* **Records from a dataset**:
┏━━

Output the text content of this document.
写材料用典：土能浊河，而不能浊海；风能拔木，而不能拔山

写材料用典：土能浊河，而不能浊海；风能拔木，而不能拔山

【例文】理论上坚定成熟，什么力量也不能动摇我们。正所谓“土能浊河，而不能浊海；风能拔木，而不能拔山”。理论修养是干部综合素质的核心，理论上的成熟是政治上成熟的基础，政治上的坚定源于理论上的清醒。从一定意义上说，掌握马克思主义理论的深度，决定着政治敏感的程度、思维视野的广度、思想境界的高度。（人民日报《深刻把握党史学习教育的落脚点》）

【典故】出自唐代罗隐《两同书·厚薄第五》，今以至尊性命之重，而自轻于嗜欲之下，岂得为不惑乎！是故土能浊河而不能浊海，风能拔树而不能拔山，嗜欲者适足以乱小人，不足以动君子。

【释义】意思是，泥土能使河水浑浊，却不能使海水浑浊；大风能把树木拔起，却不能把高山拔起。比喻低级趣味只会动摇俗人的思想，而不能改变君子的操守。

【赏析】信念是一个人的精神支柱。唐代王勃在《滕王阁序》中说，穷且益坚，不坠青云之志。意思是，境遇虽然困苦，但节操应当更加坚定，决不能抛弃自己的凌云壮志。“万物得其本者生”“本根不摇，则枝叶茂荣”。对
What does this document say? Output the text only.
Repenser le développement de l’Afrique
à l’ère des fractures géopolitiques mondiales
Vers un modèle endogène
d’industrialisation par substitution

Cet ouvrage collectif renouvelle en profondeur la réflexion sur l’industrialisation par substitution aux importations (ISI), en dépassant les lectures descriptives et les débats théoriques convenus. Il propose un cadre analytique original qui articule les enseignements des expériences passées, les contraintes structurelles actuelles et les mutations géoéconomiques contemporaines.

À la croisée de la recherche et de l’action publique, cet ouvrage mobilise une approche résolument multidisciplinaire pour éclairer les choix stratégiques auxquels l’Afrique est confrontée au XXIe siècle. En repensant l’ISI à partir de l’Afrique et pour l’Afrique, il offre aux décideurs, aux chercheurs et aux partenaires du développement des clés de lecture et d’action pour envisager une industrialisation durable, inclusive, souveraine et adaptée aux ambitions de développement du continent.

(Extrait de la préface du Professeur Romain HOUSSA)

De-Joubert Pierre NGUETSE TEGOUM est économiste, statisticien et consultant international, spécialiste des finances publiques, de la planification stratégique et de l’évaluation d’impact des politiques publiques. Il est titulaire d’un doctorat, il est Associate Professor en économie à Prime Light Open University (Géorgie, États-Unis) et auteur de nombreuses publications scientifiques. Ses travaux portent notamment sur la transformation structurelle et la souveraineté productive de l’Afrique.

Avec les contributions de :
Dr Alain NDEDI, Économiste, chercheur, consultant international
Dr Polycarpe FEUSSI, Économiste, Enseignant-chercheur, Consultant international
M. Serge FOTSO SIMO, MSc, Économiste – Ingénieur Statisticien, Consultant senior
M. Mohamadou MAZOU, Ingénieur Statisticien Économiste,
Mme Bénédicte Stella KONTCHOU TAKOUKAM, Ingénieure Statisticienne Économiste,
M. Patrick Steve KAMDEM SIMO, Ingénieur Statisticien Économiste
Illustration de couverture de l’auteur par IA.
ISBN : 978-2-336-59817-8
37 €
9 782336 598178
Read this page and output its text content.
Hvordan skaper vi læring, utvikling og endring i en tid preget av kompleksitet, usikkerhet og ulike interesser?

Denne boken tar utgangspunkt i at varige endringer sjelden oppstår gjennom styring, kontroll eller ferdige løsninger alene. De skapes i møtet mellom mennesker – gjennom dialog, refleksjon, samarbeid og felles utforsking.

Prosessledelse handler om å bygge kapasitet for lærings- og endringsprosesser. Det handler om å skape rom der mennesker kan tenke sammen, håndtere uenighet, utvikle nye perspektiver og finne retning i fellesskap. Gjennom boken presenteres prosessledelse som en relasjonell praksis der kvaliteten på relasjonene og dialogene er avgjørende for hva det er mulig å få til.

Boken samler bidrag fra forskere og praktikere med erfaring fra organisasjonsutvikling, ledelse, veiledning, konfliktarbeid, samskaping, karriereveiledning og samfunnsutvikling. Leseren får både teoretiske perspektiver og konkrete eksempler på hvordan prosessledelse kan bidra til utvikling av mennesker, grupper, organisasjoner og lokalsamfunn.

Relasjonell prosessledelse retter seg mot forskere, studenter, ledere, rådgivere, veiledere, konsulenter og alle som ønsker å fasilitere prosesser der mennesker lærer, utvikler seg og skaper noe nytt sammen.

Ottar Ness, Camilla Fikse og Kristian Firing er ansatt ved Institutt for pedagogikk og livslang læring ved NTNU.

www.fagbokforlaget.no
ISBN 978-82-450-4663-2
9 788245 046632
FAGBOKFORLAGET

┗━━

* **Task instructions**: Read the entries and show each line that mentions "SIMO".

* **Task output**:
M. Serge FOTSO SIMO, MSc, Économiste – Ingénieur Statisticien, Consultant senior
M. Patrick Steve KAMDEM SIMO, Ingénieur Statisticien Économiste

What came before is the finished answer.